Task description. Copy out the data below verbatim.

Dataset entries.
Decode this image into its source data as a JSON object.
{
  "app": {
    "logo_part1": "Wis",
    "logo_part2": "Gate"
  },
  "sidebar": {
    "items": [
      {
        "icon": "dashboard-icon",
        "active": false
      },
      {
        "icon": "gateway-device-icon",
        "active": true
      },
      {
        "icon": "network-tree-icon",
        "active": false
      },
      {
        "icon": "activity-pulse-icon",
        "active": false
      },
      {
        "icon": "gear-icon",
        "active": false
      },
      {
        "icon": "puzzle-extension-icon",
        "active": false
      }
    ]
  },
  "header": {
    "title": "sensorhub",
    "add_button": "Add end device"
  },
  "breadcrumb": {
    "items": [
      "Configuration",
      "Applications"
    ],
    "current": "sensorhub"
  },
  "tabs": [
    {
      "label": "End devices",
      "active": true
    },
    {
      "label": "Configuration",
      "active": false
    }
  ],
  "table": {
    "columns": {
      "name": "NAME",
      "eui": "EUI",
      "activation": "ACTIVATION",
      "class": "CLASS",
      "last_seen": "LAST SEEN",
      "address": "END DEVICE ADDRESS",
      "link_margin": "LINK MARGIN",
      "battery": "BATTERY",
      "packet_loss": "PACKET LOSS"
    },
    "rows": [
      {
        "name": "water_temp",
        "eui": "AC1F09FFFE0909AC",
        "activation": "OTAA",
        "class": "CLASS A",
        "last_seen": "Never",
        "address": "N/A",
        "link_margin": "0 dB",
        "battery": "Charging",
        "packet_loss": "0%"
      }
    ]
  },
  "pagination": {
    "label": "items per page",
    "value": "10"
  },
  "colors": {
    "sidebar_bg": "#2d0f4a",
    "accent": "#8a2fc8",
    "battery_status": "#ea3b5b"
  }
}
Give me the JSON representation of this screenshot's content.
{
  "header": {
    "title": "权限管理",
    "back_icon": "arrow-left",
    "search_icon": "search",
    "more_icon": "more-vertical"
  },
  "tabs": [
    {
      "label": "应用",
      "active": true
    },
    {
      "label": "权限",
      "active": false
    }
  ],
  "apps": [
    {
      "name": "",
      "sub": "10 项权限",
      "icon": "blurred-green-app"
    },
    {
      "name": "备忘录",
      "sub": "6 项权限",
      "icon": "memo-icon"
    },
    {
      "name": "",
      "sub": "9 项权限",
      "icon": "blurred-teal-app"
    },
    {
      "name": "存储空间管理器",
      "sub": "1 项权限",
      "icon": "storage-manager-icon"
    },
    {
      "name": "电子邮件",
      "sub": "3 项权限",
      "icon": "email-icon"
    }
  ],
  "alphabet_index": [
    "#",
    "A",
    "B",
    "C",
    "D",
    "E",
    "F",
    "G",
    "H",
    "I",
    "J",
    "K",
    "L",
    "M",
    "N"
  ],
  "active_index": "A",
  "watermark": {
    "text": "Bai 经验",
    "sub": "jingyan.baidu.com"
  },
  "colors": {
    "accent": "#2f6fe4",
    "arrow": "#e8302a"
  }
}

Task output.
Decode this image into its source data as a JSON object.
{
  "app": {
    "logo_part1": "Wis",
    "logo_part2": "Gate"
  },
  "sidebar": {
    "items": [
      {
        "icon": "dashboard-icon",
        "active": false
      },
      {
        "icon": "gateway-device-icon",
        "active": true
      },
      {
        "icon": "network-tree-icon",
        "active": false
      },
      {
        "icon": "activity-pulse-icon",
        "active": false
      },
      {
        "icon": "gear-icon",
        "active": false
      },
      {
        "icon": "puzzle-extension-icon",
        "active": false
      }
    ]
  },
  "header": {
    "title": "sensorhub",
    "add_button": "Add end device"
  },
  "breadcrumb": {
    "items": [
      "Configuration",
      "Applications"
    ],
    "current": "sensorhub"
  },
  "tabs": [
    {
      "label": "End devices",
      "active": true
    },
    {
      "label": "Configuration",
      "active": false
    }
  ],
  "table": {
    "columns": {
      "name": "NAME",
      "eui": "EUI",
      "activation": "ACTIVATION",
      "class": "CLASS",
      "last_seen": "LAST SEEN",
      "address": "END DEVICE ADDRESS",
      "link_margin": "LINK MARGIN",
      "battery": "BATTERY",
      "packet_loss": "PACKET LOSS"
    },
    "rows": [
      {
        "name": "water_temp",
        "eui": "AC1F09FFFE0909AC",
        "activation": "OTAA",
        "class": "CLASS A",
        "last_seen": "Never",
        "address": "N/A",
        "link_margin": "0 dB",
        "battery": "Charging",
        "packet_loss": "0%"
      }
    ]
  },
  "pagination": {
    "label": "items per page",
    "value": "10"
  },
  "colors": {
    "sidebar_bg": "#2d0f4a",
    "accent": "#8a2fc8",
    "battery_status": "#ea3b5b"
  }
}
Give me the JSON representation of this screenshot's content.
{
  "header": {
    "title": "权限管理",
    "back_icon": "arrow-left",
    "search_icon": "search",
    "more_icon": "more-vertical"
  },
  "tabs": [
    {
      "label": "应用",
      "active": true
    },
    {
      "label": "权限",
      "active": false
    }
  ],
  "apps": [
    {
      "name": "",
      "sub": "10 项权限",
      "icon": "blurred-green-app"
    },
    {
      "name": "备忘录",
      "sub": "6 项权限",
      "icon": "memo-icon"
    },
    {
      "name": "",
      "sub": "9 项权限",
      "icon": "blurred-teal-app"
    },
    {
      "name": "存储空间管理器",
      "sub": "1 项权限",
      "icon": "storage-manager-icon"
    },
    {
      "name": "电子邮件",
      "sub": "3 项权限",
      "icon": "email-icon"
    }
  ],
  "alphabet_index": [
    "#",
    "A",
    "B",
    "C",
    "D",
    "E",
    "F",
    "G",
    "H",
    "I",
    "J",
    "K",
    "L",
    "M",
    "N"
  ],
  "active_index": "A",
  "watermark": {
    "text": "Bai 经验",
    "sub": "jingyan.baidu.com"
  },
  "colors": {
    "accent": "#2f6fe4",
    "arrow": "#e8302a"
  }
}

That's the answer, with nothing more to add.